■ DIRECTIONS FOR THIS TASK:
Copy every line from the material below that holds "Trump".

-- Start of MATERIAL --

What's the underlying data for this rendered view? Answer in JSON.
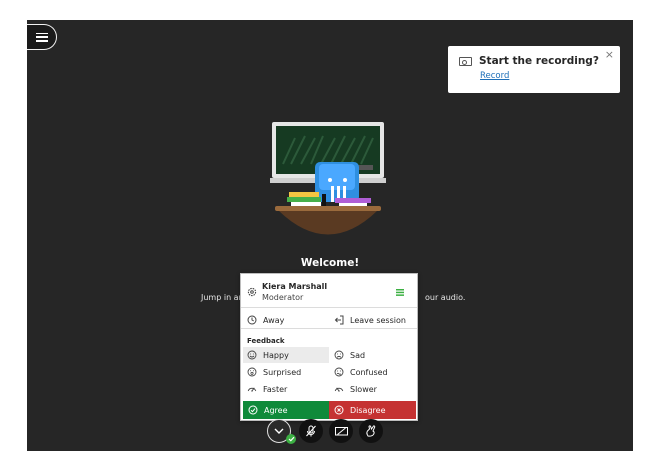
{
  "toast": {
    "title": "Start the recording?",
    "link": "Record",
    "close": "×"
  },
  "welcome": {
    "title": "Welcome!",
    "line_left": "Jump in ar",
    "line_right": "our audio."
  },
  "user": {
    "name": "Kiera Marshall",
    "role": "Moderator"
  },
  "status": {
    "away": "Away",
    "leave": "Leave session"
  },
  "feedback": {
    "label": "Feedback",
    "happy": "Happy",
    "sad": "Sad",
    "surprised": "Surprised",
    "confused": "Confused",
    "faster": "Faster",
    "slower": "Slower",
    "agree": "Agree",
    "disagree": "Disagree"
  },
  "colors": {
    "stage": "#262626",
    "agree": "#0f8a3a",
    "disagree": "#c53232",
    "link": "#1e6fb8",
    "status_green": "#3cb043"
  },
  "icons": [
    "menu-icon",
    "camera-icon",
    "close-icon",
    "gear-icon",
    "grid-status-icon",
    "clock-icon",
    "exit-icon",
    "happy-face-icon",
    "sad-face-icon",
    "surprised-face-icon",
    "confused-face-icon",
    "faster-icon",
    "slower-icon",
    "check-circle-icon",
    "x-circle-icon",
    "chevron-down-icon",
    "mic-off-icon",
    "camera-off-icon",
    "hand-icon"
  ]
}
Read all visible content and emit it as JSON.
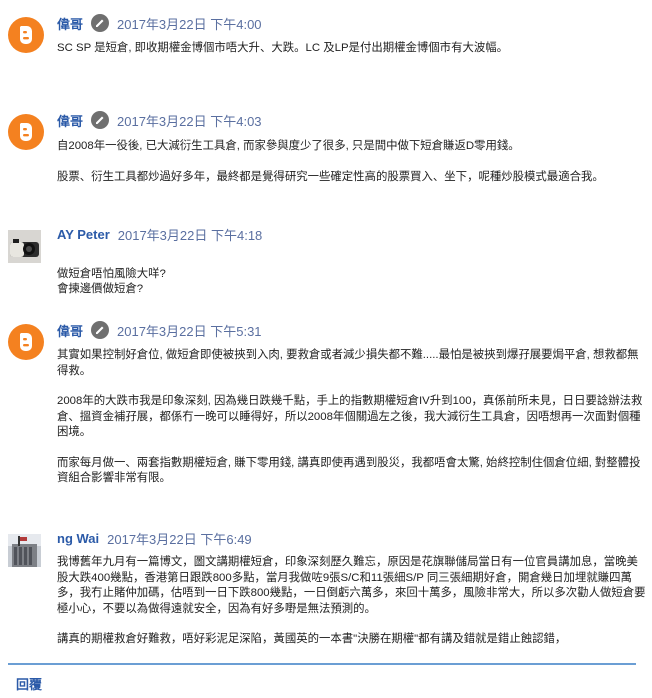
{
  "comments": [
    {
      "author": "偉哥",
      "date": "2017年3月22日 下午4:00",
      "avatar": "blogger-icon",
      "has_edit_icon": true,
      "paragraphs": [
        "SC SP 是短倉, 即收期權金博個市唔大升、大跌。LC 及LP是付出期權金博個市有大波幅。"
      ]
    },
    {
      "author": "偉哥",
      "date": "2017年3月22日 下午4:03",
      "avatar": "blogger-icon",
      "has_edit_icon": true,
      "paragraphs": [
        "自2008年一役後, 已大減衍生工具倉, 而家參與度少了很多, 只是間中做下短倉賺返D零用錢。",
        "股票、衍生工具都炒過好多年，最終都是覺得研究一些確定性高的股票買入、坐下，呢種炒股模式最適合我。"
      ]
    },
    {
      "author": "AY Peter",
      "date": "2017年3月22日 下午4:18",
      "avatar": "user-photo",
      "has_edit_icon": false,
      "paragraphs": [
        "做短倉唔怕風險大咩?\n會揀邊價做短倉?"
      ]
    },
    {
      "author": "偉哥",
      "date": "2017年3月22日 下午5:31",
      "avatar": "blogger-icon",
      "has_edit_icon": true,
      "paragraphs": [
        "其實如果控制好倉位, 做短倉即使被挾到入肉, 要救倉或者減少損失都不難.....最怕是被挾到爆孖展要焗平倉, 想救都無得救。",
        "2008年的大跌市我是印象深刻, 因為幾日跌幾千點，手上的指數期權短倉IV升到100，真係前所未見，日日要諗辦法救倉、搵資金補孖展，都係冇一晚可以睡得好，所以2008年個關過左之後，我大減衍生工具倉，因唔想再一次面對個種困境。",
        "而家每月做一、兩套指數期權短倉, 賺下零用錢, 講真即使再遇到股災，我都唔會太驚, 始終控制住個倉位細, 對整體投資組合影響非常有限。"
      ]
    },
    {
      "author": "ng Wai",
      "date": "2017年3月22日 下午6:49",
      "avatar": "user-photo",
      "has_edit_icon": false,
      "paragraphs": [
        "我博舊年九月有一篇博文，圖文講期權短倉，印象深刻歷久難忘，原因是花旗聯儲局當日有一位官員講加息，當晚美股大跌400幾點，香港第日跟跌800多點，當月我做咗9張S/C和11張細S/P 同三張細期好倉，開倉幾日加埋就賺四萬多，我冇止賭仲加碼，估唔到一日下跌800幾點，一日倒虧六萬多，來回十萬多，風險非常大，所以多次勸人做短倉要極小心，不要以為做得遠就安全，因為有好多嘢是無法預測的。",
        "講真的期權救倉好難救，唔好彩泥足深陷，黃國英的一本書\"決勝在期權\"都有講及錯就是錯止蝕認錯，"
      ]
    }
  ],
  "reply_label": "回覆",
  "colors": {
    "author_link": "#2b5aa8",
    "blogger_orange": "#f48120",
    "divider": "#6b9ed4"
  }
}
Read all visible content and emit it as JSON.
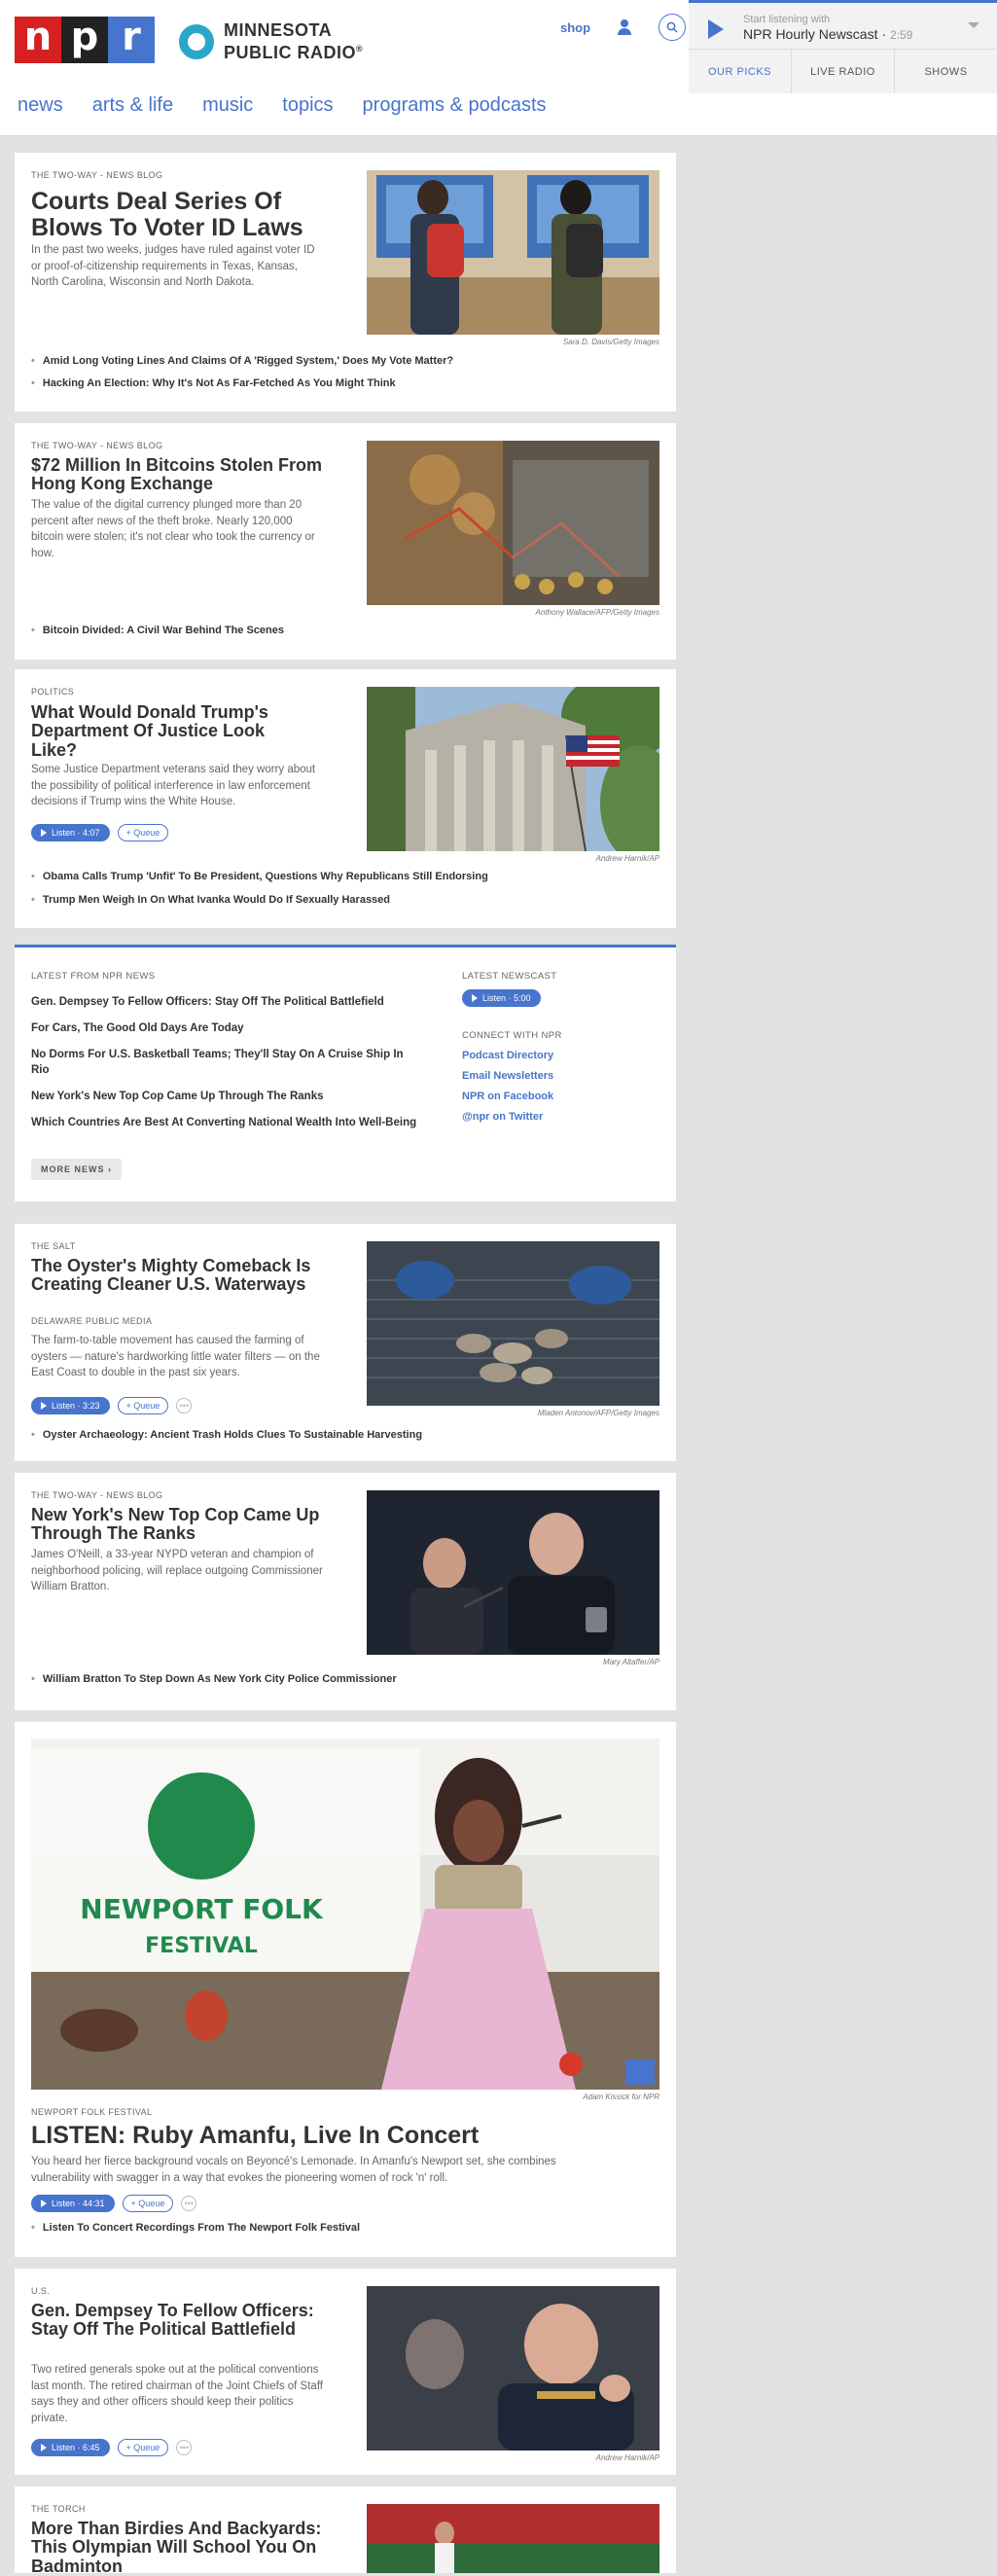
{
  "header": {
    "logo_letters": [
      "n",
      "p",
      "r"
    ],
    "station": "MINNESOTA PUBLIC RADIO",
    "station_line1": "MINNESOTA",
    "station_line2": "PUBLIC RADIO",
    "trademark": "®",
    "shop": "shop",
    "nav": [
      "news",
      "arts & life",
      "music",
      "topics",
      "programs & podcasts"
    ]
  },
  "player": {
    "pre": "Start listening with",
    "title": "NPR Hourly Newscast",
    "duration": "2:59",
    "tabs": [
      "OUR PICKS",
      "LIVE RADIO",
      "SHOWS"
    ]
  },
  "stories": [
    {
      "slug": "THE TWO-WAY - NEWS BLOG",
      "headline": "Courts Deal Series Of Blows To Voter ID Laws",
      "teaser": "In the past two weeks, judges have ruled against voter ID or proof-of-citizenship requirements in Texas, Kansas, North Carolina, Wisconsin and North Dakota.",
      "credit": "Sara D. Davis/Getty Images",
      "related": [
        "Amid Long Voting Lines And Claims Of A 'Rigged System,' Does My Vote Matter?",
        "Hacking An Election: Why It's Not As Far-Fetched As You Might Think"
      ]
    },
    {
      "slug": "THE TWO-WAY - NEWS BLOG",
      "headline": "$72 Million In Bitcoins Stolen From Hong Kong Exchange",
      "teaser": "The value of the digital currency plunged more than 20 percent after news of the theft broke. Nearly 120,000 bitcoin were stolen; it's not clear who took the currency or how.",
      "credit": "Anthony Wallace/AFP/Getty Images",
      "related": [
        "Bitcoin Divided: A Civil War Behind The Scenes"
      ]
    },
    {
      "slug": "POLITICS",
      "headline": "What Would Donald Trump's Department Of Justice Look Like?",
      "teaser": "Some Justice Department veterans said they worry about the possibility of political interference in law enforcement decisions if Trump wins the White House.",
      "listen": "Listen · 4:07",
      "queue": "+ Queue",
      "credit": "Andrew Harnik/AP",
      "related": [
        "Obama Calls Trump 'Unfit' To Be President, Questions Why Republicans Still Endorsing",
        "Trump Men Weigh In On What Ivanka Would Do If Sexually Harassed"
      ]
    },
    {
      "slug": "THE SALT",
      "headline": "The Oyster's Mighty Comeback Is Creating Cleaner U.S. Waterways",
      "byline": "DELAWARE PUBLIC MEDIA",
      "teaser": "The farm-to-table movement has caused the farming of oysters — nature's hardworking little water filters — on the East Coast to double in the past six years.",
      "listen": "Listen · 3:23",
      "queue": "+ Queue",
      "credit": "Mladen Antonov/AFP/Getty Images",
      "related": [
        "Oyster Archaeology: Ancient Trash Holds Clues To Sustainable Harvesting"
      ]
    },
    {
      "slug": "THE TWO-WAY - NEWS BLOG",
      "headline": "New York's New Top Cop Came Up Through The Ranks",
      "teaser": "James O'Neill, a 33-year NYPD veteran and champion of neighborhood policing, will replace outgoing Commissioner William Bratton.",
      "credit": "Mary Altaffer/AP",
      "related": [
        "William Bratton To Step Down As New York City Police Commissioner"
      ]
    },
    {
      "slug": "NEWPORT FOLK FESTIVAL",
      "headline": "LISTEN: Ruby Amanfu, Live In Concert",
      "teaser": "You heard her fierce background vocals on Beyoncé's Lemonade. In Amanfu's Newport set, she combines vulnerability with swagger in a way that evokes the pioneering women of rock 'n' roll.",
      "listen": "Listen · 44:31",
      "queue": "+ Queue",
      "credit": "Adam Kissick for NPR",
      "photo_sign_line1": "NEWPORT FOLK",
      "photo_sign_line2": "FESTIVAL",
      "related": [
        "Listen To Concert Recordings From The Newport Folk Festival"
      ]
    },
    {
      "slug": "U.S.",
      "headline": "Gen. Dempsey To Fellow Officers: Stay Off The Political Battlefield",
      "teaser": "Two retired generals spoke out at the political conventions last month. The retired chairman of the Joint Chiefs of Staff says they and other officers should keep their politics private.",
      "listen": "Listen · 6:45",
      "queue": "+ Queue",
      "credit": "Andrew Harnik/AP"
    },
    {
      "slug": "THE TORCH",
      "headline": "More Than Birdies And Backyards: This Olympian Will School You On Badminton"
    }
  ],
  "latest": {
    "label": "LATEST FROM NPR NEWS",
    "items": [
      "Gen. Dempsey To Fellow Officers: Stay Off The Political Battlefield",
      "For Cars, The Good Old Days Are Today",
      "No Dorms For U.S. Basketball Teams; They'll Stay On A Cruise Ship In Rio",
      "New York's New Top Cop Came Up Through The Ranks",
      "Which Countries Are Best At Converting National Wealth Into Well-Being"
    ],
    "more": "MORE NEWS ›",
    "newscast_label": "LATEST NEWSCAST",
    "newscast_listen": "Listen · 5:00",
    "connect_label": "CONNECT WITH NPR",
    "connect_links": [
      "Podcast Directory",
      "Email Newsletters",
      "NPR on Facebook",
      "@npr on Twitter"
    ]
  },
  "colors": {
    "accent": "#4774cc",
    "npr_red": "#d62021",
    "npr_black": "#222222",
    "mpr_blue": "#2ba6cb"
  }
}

-- End of MATERIAL --

■ OUTPUT:
      "headline": "What Would Donald Trump's Department Of Justice Look Like?",
      "teaser": "Some Justice Department veterans said they worry about the possibility of political interference in law enforcement decisions if Trump wins the White House.",
        "Obama Calls Trump 'Unfit' To Be President, Questions Why Republicans Still Endorsing",
        "Trump Men Weigh In On What Ivanka Would Do If Sexually Harassed"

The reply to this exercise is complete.